Written task A » Rewrite the part of the listing that runs from the line with "isentrope-label: 28: [699, 456, 705, 462]" to the line with "colorbar-swatch: [274, 816, 304, 824]", both included, as a numbered list with blank lines left out.

##### Document text #####

The Pleasure Principle

Pleasure ameliorates pain. Pain is a condition of growth. Therefore, pleasure either interrupts or thwarts growth. The only possible exception to this conclusion would be a pleasure that was specific to the process or achievement of growth itself. This latter pleasure — the pleasure that accompanies or rewards growth as such — would thus be the only pleasure consistent with the life impulse.

Hence, the two great threats to spiritual development: (1) unproductive pleasure, and (2) intentional repetition of a salutary pleasure. The first falls simply under the syllogism of pleasure and pain outlined above. The second, a more insidious danger to finer souls, indicates the error of confusing the passing enticements of the good life with the essence of the good life.

Imagine the momentary delight of a marathoner on a hot day, as he turns a corner after a long uphill climb and suddenly sees a water station approaching. Now imagine that marathoner, upon eagerly slaking his thirst, losing himself in this thought: “I have never felt a pleasure sweeter than that which I just experienced, bringing that unexpected water bottle to my lips in this exhaustion and heat. If only I could return to the point beyond that corner, turn the corner again, and experience the titillation of that approaching water station, and then the satisfaction of the drink, once more, or many times over! What more could a man desire?”

##### Records provided #####

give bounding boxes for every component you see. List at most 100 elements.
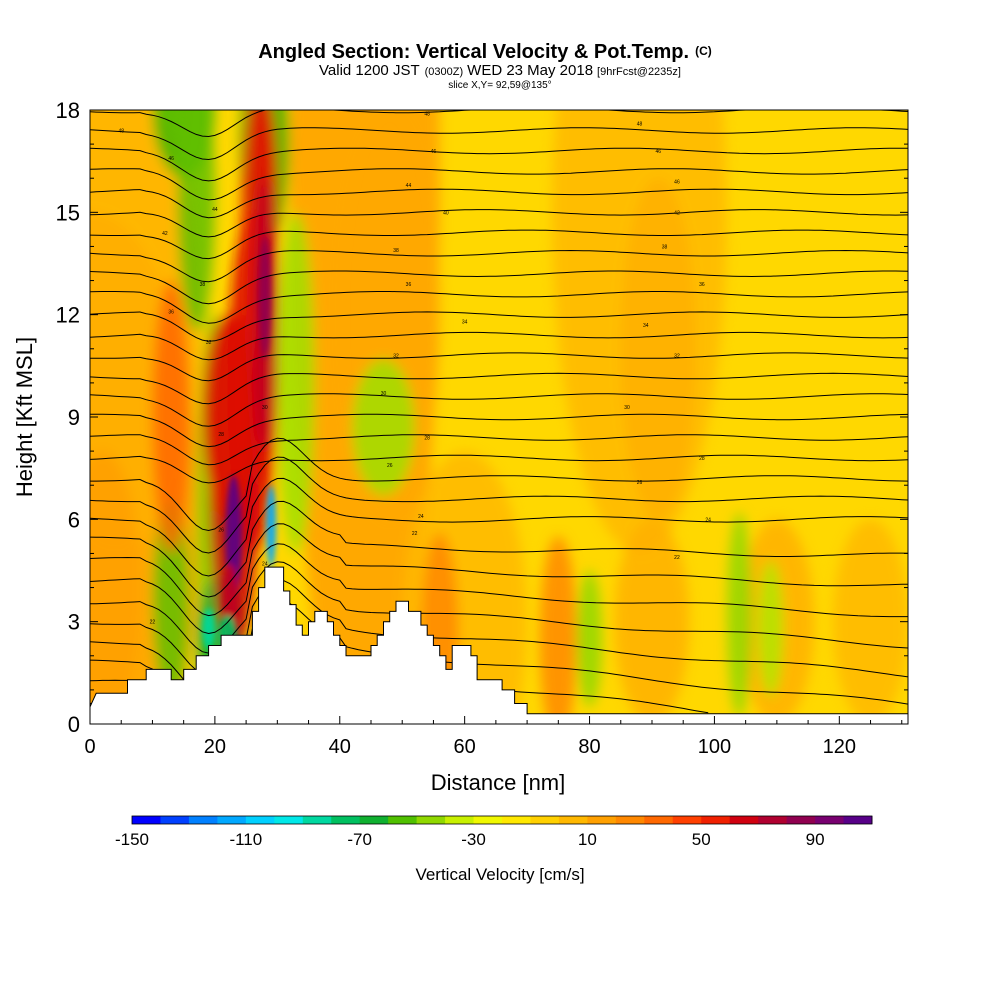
isentrope-label: 28: [699, 456, 705, 462]
x-tick-label: 60: [454, 736, 476, 758]
chart-title: Angled Section: Vertical Velocity & Pot.…: [258, 41, 712, 63]
isentrope-label: 26: [218, 528, 224, 534]
velocity-shade: [202, 314, 253, 520]
velocity-shade: [277, 212, 315, 554]
y-tick-label: 3: [68, 610, 80, 635]
colorbar-swatch: [416, 816, 446, 824]
isentrope-label: 36: [168, 309, 174, 315]
isentrope-label: 32: [393, 354, 399, 360]
isentrope-line: [90, 523, 908, 617]
x-axis-label: Distance [nm]: [431, 770, 566, 795]
x-tick-label: 40: [329, 736, 351, 758]
isentrope-label: 22: [674, 555, 680, 561]
isentrope-label: 42: [674, 210, 680, 216]
colorbar-tick-label: -70: [347, 830, 372, 849]
isentrope-line: [90, 147, 908, 182]
isentrope-line: [90, 456, 908, 554]
plot-area: 48 46 44 42 38 36 32 30 28 26 24 22 48 46 44 40 38 36 34 32…: [90, 110, 908, 724]
velocity-shade: [177, 110, 215, 332]
isentrope-label: 34: [462, 319, 468, 325]
colorbar-swatch: [729, 816, 759, 824]
x-tick-label: 20: [204, 736, 226, 758]
velocity-shade: [152, 498, 190, 704]
isentrope-label: 44: [212, 207, 218, 213]
colorbar-swatch: [815, 816, 845, 824]
isentrope-label: 30: [262, 405, 268, 411]
velocity-shade: [614, 519, 690, 724]
colorbar-swatch: [445, 816, 475, 824]
velocity-shade: [577, 570, 603, 707]
colorbar-swatch: [473, 816, 503, 824]
isentrope-label: 46: [168, 156, 174, 162]
colorbar-swatch: [786, 816, 816, 824]
isentrope-label: 24: [418, 514, 424, 520]
terrain: [90, 566, 908, 724]
y-tick-label: 12: [56, 303, 80, 328]
velocity-shade: [758, 560, 784, 697]
velocity-shade-core: [202, 608, 215, 649]
y-tick-label: 6: [68, 507, 80, 532]
isentrope-line: [90, 437, 908, 532]
velocity-shade: [152, 280, 190, 554]
colorbar-swatch: [843, 816, 873, 824]
x-tick-label: 0: [84, 736, 95, 758]
chart-subtitle: Valid 1200 JST (0300Z) WED 23 May 2018 [9hr…: [319, 62, 681, 79]
isentrope-label: 48: [118, 128, 124, 134]
isentrope-line: [90, 413, 908, 448]
isentrope-label: 40: [443, 210, 449, 216]
colorbar-swatch: [672, 816, 702, 824]
velocity-shade: [352, 359, 415, 496]
isentrope-line: [90, 291, 908, 324]
isentrope-label: 36: [699, 282, 705, 288]
colorbar-swatch: [274, 816, 304, 824]
colorbar-tick-label: -110: [229, 830, 262, 849]
y-axis-label: Height [Kft MSL]: [12, 337, 37, 497]
isentrope-label: 26: [387, 463, 393, 469]
isentrope-line: [90, 127, 908, 161]
isentrope-label: 28: [424, 435, 430, 441]
chart-slice-label: slice X,Y= 92,59@135°: [448, 80, 551, 91]
y-tick-label: 15: [56, 200, 80, 225]
isentrope-label: 26: [637, 480, 643, 486]
isentrope-line: [90, 393, 908, 427]
colorbar: -150 -110 -70 -30 10 50 90: [115, 815, 873, 849]
x-tick-label: 120: [823, 736, 856, 758]
colorbar-swatch: [302, 816, 332, 824]
isentrope-line: [90, 454, 908, 484]
y-tick-label: 0: [68, 712, 80, 737]
isentrope-line: [90, 311, 908, 342]
isentrope-line: [90, 209, 908, 238]
colorbar-swatch: [530, 816, 560, 824]
isentrope-line: [90, 249, 908, 283]
isentrope-line: [90, 270, 908, 305]
colorbar-tick-label: 90: [806, 830, 825, 849]
isentrope-line: [90, 372, 908, 405]
isentrope-line: [90, 543, 908, 635]
isentrope-label: 32: [206, 340, 212, 346]
colorbar-swatch: [188, 816, 218, 824]
colorbar-swatch: [644, 816, 674, 824]
isentrope-line: [90, 500, 908, 598]
isentrope-lines: [90, 110, 908, 714]
isentrope-label: 22: [150, 620, 156, 626]
isentrope-label: 48: [424, 111, 430, 117]
colorbar-tick-label: -30: [461, 830, 486, 849]
isentrope-label: 32: [674, 354, 680, 360]
isentrope-label: 38: [393, 248, 399, 254]
colorbar-swatch: [388, 816, 418, 824]
isentrope-labels: 48 46 44 42 38 36 32 30 28 26 24 22 48 46 44 40 38 36 34 32…: [118, 111, 711, 625]
colorbar-swatch: [359, 816, 389, 824]
isentrope-label: 30: [381, 391, 387, 397]
colorbar-swatch: [245, 816, 275, 824]
colorbar-frame: [131, 815, 873, 825]
colorbar-swatch: [558, 816, 588, 824]
colorbar-swatch: [587, 816, 617, 824]
isentrope-label: 38: [662, 244, 668, 250]
isentrope-line: [90, 477, 908, 577]
isentrope-label: 30: [624, 405, 630, 411]
velocity-shade: [539, 536, 578, 724]
colorbar-swatch: [615, 816, 645, 824]
isentrope-label: 24: [262, 562, 268, 568]
x-axis: 0 20 40 60 80 100 120: [84, 716, 903, 758]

#####

Written task B » Extend the essay on pleasure and growth, picking up right after its last sentence.

Output A »
1. isentrope-label: 28: [699, 456, 705, 462]
2. x-tick-label: 60: [454, 736, 476, 758]
3. chart-title: Angled Section: Vertical Velocity & Pot.…: [258, 41, 712, 63]
4. isentrope-label: 26: [218, 528, 224, 534]
5. velocity-shade: [202, 314, 253, 520]
6. velocity-shade: [277, 212, 315, 554]
7. y-tick-label: 3: [68, 610, 80, 635]
8. colorbar-swatch: [416, 816, 446, 824]
9. isentrope-label: 36: [168, 309, 174, 315]
10. isentrope-label: 32: [393, 354, 399, 360]
11. isentrope-line: [90, 523, 908, 617]
12. x-axis-label: Distance [nm]: [431, 770, 566, 795]
13. x-tick-label: 40: [329, 736, 351, 758]
14. isentrope-label: 22: [674, 555, 680, 561]
15. isentrope-label: 42: [674, 210, 680, 216]
16. colorbar-tick-label: -70: [347, 830, 372, 849]
17. isentrope-line: [90, 147, 908, 182]
18. isentrope-line: [90, 456, 908, 554]
19. plot-area: 48 46 44 42 38 36 32 30 28 26 24 22 48 46 44 40 38 36 34 32…: [90, 110, 908, 724]
20. velocity-shade: [177, 110, 215, 332]
21. isentrope-label: 34: [462, 319, 468, 325]
22. colorbar-swatch: [729, 816, 759, 824]
23. x-tick-label: 20: [204, 736, 226, 758]
24. velocity-shade: [152, 498, 190, 704]
25. isentrope-label: 44: [212, 207, 218, 213]
26. colorbar-swatch: [815, 816, 845, 824]
27. isentrope-label: 30: [262, 405, 268, 411]
28. velocity-shade: [614, 519, 690, 724]
29. colorbar-swatch: [445, 816, 475, 824]
30. velocity-shade: [577, 570, 603, 707]
31. colorbar-swatch: [473, 816, 503, 824]
32. isentrope-label: 46: [168, 156, 174, 162]
33. colorbar-swatch: [786, 816, 816, 824]
34. isentrope-label: 24: [418, 514, 424, 520]
35. terrain: [90, 566, 908, 724]
36. y-tick-label: 12: [56, 303, 80, 328]
37. velocity-shade: [758, 560, 784, 697]
38. velocity-shade-core: [202, 608, 215, 649]
39. y-tick-label: 6: [68, 507, 80, 532]
40. isentrope-line: [90, 437, 908, 532]
41. velocity-shade: [152, 280, 190, 554]
42. colorbar-swatch: [843, 816, 873, 824]
43. x-tick-label: 0: [84, 736, 95, 758]
44. chart-subtitle: Valid 1200 JST (0300Z) WED 23 May 2018 [9hr…: [319, 62, 681, 79]
45. isentrope-label: 48: [118, 128, 124, 134]
46. isentrope-line: [90, 413, 908, 448]
47. isentrope-label: 40: [443, 210, 449, 216]
48. colorbar-swatch: [672, 816, 702, 824]
49. velocity-shade: [352, 359, 415, 496]
50. isentrope-line: [90, 291, 908, 324]
51. isentrope-label: 36: [699, 282, 705, 288]
52. colorbar-swatch: [274, 816, 304, 824]

Output B »
And so he forgets the race and its imperative to keep moving, to keep his sinews loose and lithe, and to keep his mind focused beyond this moment, and immerses himself in a repeated effort to return beyond the corner — perhaps sometimes even descending halfway back down that uphill climb in order to approximate his original pain more realistically — and then turn that corner again and again, to relive the joy of the water station. On the first few attempts, he eagerly anticipates the renewal of that moment of excitement upon seeing the water bottle awaiting him. Eventually, however, he becomes increasingly frustrated, and then desperate, at his inability to revive the full exhilaration of that initial experience, though he cannot understand why he fails.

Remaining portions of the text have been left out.